» PASSAGE PROVIDED
------------------------
The present work establishes a new benchmark for residue management, framing these practices as powerful tools for applied microbial ecology that actively select for desired functional traits within the soil microbiome. Through this comprehensive nine-year investigation, we have demonstrated that the ROT-50 strategy provides a scientifically validated solution to the longstanding agronomic paradox in cold climate agriculture, shifting the paradigm from residue quantity to strategic placement for sustainable intensification. While our findings are robust within the scope of this single-site, Mollisol-based study focusing on bacterial communities, several areas warrant investigation to fully realize the global potential of this approach. It was acknowledged that a key frontier for future research is to transition from documenting these compositional shifts to directly validating their functional consequences. Priority research directions include: (1) multi-site validation across different soil types and climatic zones to establish broader applicability; (2) comprehensive assessment of the entire soil microbiome including fungal communities and their interactions with bacterial communities; (3) direct evaluation of crop yield responses and economic viability under the ROT-50 strategy; (4) long-term soil carbon sequestration studies to understand how the ROT-50 strategy influences the formation of stable soil organic matter, particularly its contribution to the mineral-associated organic matter (MAOM) pool, to verify its climate mitigation potential; (5) sustainable intensification research assessing the capacity of this optimized strategy to reduce the input of artificial nitrogen and phosphorus fertilizers while maintaining the same or higher yield of cultivated field crops, thereby validating its potential for truly sustainable intensification in global temperate agriculture. Despite these research priorities, this study provides compelling evidence that strategic straw placement can transform residue management from a simple waste disposal practice into a sophisticated tool for soil health enhancement. The ROT-50 strategy emerges not merely as a best practice but as a paradigm shift that reconciles immediate agronomic needs with long-term soil sustainability, offering a pathway forward for climate-smart agriculture in the world’s critical grain-producing regions.
------------------------
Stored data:
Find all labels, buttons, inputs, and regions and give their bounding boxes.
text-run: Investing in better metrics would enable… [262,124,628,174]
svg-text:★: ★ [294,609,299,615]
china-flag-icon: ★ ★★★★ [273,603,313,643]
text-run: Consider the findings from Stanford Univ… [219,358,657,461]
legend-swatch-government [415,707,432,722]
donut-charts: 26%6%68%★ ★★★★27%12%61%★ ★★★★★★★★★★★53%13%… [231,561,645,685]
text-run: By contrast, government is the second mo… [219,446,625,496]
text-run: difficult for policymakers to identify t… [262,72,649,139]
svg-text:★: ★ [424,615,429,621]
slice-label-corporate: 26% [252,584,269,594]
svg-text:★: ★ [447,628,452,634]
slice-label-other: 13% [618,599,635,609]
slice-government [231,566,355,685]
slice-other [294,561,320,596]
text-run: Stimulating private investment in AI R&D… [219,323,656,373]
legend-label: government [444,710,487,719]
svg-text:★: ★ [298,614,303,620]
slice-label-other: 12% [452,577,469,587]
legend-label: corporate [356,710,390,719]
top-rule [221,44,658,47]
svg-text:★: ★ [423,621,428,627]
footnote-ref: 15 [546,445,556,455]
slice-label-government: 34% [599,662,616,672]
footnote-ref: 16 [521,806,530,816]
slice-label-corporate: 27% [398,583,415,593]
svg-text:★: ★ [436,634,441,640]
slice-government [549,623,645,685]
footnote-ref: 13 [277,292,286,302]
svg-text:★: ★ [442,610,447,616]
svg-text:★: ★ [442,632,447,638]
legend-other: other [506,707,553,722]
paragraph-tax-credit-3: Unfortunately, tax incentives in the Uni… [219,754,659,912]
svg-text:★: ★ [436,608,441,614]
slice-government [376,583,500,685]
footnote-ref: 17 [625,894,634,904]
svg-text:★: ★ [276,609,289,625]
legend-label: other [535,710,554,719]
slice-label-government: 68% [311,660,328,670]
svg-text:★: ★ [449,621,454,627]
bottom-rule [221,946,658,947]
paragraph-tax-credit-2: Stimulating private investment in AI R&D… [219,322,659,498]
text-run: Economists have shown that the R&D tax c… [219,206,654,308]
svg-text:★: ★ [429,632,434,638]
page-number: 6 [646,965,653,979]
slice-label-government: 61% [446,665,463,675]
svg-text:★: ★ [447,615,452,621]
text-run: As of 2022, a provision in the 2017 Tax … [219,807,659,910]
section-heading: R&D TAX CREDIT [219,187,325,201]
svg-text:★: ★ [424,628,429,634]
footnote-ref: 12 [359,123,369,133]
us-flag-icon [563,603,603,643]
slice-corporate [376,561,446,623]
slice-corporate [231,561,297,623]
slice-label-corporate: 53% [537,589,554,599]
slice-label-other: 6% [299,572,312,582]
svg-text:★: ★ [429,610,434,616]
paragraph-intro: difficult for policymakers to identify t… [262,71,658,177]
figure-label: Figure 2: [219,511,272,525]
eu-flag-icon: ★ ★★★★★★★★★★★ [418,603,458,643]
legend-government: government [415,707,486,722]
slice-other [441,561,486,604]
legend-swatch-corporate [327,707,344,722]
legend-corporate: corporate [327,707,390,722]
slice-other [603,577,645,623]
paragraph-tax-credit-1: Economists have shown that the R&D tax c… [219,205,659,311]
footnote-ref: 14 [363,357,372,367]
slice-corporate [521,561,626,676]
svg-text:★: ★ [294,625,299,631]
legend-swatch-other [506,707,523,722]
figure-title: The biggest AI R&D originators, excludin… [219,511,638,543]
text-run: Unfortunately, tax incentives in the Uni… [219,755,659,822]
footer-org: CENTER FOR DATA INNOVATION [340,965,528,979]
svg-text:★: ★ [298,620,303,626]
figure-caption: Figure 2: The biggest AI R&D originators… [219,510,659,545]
------------------------
» ACTIVITIES
1) From the passage on the ROT-50 straw placement strategy, list every priority research direction it names.
2) According to the passage on the ROT-50 straw placement strategy, why are long-term soil carbon sequestration studies needed?

» TASK-BY-TASK ANSWERS
1)
1. Multi-site validation across different soil types and climatic zones to establish broader applicability
2. Comprehensive assessment of the entire soil microbiome, including fungal communities and their interactions with bacterial communities
3. Direct evaluation of crop yield responses and economic viability under the ROT-50 strategy
4. Long-term soil carbon sequestration studies on how the ROT-50 strategy influences the formation of stable soil organic matter, particularly its contribution to the mineral-associated organic matter (MAOM) pool
5. Sustainable intensification research on whether the strategy can reduce artificial nitrogen and phosphorus fertilizer inputs while maintaining the same or higher yield of cultivated field crops

2) They are needed to understand how the ROT-50 strategy influences the formation of stable soil organic matter, particularly its contribution to the mineral-associated organic matter (MAOM) pool. That work would verify the strategy's climate mitigation potential.